[Entries taken from a collection]
+ + + +

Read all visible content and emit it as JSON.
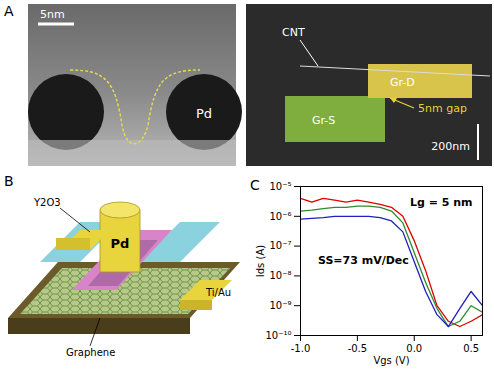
{
  "panels": {
    "A": {
      "label": "A",
      "tem": {
        "scale_bar": "5nm",
        "electrode": "Pd"
      },
      "sem": {
        "cnt": "CNT",
        "drain": "Gr-D",
        "gap": "5nm gap",
        "source": "Gr-S",
        "scale_bar": "200nm"
      }
    },
    "B": {
      "label": "B",
      "dielectric": "Y2O3",
      "gate": "Pd",
      "contact": "Ti/Au",
      "channel": "Graphene"
    },
    "C": {
      "label": "C"
    }
  },
  "chart_data": {
    "type": "line",
    "x_label": "Vgs (V)",
    "y_label": "Ids (A)",
    "annotations": [
      "Lg = 5 nm",
      "SS=73 mV/Dec"
    ],
    "log": "y",
    "xlim": [
      -1.0,
      0.6
    ],
    "xticks": [
      {
        "value": -1.0,
        "label": "-1.0"
      },
      {
        "value": -0.5,
        "label": "-0.5"
      },
      {
        "value": 0,
        "label": "0.0"
      },
      0.5
    ],
    "ylim": [
      1e-10,
      1e-05
    ],
    "yticks": [
      {
        "value": 1e-10,
        "label": "10⁻¹⁰"
      },
      {
        "value": 1e-09,
        "label": "10⁻⁹"
      },
      {
        "value": 1e-08,
        "label": "10⁻⁸"
      },
      {
        "value": 1e-07,
        "label": "10⁻⁷"
      },
      {
        "value": 1e-06,
        "label": "10⁻⁶"
      },
      {
        "value": 1e-05,
        "label": "10⁻⁵"
      }
    ],
    "x": [
      -1.0,
      -0.9,
      -0.8,
      -0.7,
      -0.6,
      -0.5,
      -0.4,
      -0.3,
      -0.2,
      -0.1,
      0.0,
      0.1,
      0.2,
      0.3,
      0.4,
      0.5,
      0.6
    ],
    "series": [
      {
        "color": "#e00000",
        "values": [
          4e-06,
          3e-06,
          4e-06,
          3.5e-06,
          3e-06,
          3.5e-06,
          3e-06,
          2.5e-06,
          2e-06,
          1e-06,
          1.5e-07,
          1.5e-08,
          1e-09,
          3e-10,
          2e-10,
          3e-10,
          5e-10
        ]
      },
      {
        "color": "#2e8b2e",
        "values": [
          1.5e-06,
          1.6e-06,
          1.8e-06,
          2e-06,
          2e-06,
          2.2e-06,
          2.2e-06,
          2e-06,
          1.5e-06,
          6e-07,
          6e-08,
          6e-09,
          8e-10,
          2e-10,
          3e-10,
          1e-09,
          6e-10
        ]
      },
      {
        "color": "#1f1fbf",
        "values": [
          8e-07,
          8.5e-07,
          9e-07,
          1e-06,
          1e-06,
          1e-06,
          1e-06,
          9e-07,
          7e-07,
          3e-07,
          3e-08,
          3e-09,
          5e-10,
          2e-10,
          8e-10,
          3e-09,
          1e-09
        ]
      }
    ]
  }
}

+ + + +

Your task:
Word for word, quote the lines above. Omit the pictures.

Full solution:
Read all visible content and emit it as JSON.
{
  "panels": {
    "A": {
      "label": "A",
      "tem": {
        "scale_bar": "5nm",
        "electrode": "Pd"
      },
      "sem": {
        "cnt": "CNT",
        "drain": "Gr-D",
        "gap": "5nm gap",
        "source": "Gr-S",
        "scale_bar": "200nm"
      }
    },
    "B": {
      "label": "B",
      "dielectric": "Y2O3",
      "gate": "Pd",
      "contact": "Ti/Au",
      "channel": "Graphene"
    },
    "C": {
      "label": "C"
    }
  },
  "chart_data": {
    "type": "line",
    "x_label": "Vgs (V)",
    "y_label": "Ids (A)",
    "annotations": [
      "Lg = 5 nm",
      "SS=73 mV/Dec"
    ],
    "log": "y",
    "xlim": [
      -1.0,
      0.6
    ],
    "xticks": [
      {
        "value": -1.0,
        "label": "-1.0"
      },
      {
        "value": -0.5,
        "label": "-0.5"
      },
      {
        "value": 0,
        "label": "0.0"
      },
      0.5
    ],
    "ylim": [
      1e-10,
      1e-05
    ],
    "yticks": [
      {
        "value": 1e-10,
        "label": "10⁻¹⁰"
      },
      {
        "value": 1e-09,
        "label": "10⁻⁹"
      },
      {
        "value": 1e-08,
        "label": "10⁻⁸"
      },
      {
        "value": 1e-07,
        "label": "10⁻⁷"
      },
      {
        "value": 1e-06,
        "label": "10⁻⁶"
      },
      {
        "value": 1e-05,
        "label": "10⁻⁵"
      }
    ],
    "x": [
      -1.0,
      -0.9,
      -0.8,
      -0.7,
      -0.6,
      -0.5,
      -0.4,
      -0.3,
      -0.2,
      -0.1,
      0.0,
      0.1,
      0.2,
      0.3,
      0.4,
      0.5,
      0.6
    ],
    "series": [
      {
        "color": "#e00000",
        "values": [
          4e-06,
          3e-06,
          4e-06,
          3.5e-06,
          3e-06,
          3.5e-06,
          3e-06,
          2.5e-06,
          2e-06,
          1e-06,
          1.5e-07,
          1.5e-08,
          1e-09,
          3e-10,
          2e-10,
          3e-10,
          5e-10
        ]
      },
      {
        "color": "#2e8b2e",
        "values": [
          1.5e-06,
          1.6e-06,
          1.8e-06,
          2e-06,
          2e-06,
          2.2e-06,
          2.2e-06,
          2e-06,
          1.5e-06,
          6e-07,
          6e-08,
          6e-09,
          8e-10,
          2e-10,
          3e-10,
          1e-09,
          6e-10
        ]
      },
      {
        "color": "#1f1fbf",
        "values": [
          8e-07,
          8.5e-07,
          9e-07,
          1e-06,
          1e-06,
          1e-06,
          1e-06,
          9e-07,
          7e-07,
          3e-07,
          3e-08,
          3e-09,
          5e-10,
          2e-10,
          8e-10,
          3e-09,
          1e-09
        ]
      }
    ]
  }
}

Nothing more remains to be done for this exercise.